____ Records for the task

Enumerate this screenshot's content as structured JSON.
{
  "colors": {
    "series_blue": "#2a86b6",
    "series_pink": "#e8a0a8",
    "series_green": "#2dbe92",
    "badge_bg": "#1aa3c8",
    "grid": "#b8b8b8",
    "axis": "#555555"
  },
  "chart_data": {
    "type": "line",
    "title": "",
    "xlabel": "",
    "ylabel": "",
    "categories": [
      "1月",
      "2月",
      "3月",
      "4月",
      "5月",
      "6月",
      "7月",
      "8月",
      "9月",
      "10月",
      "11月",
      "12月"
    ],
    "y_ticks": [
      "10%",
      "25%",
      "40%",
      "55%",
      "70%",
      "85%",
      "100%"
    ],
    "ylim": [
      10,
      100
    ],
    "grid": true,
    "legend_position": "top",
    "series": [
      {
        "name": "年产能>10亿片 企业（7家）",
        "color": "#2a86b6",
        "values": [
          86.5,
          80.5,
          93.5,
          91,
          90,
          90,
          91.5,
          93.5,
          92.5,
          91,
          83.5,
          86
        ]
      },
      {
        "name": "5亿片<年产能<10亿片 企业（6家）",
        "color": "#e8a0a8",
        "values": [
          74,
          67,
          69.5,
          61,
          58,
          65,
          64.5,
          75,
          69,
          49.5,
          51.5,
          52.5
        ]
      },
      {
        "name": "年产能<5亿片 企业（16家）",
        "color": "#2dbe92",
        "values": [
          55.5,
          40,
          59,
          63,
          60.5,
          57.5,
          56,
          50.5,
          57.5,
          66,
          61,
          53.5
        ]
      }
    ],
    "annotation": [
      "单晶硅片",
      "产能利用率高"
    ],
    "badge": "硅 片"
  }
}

________

#### Task objective
Find every line in the records that contains the word "name"; copy those lines.

#### The output
        "name": "年产能>10亿片 企业（7家）",
        "name": "5亿片<年产能<10亿片 企业（6家）",
        "name": "年产能<5亿片 企业（16家）",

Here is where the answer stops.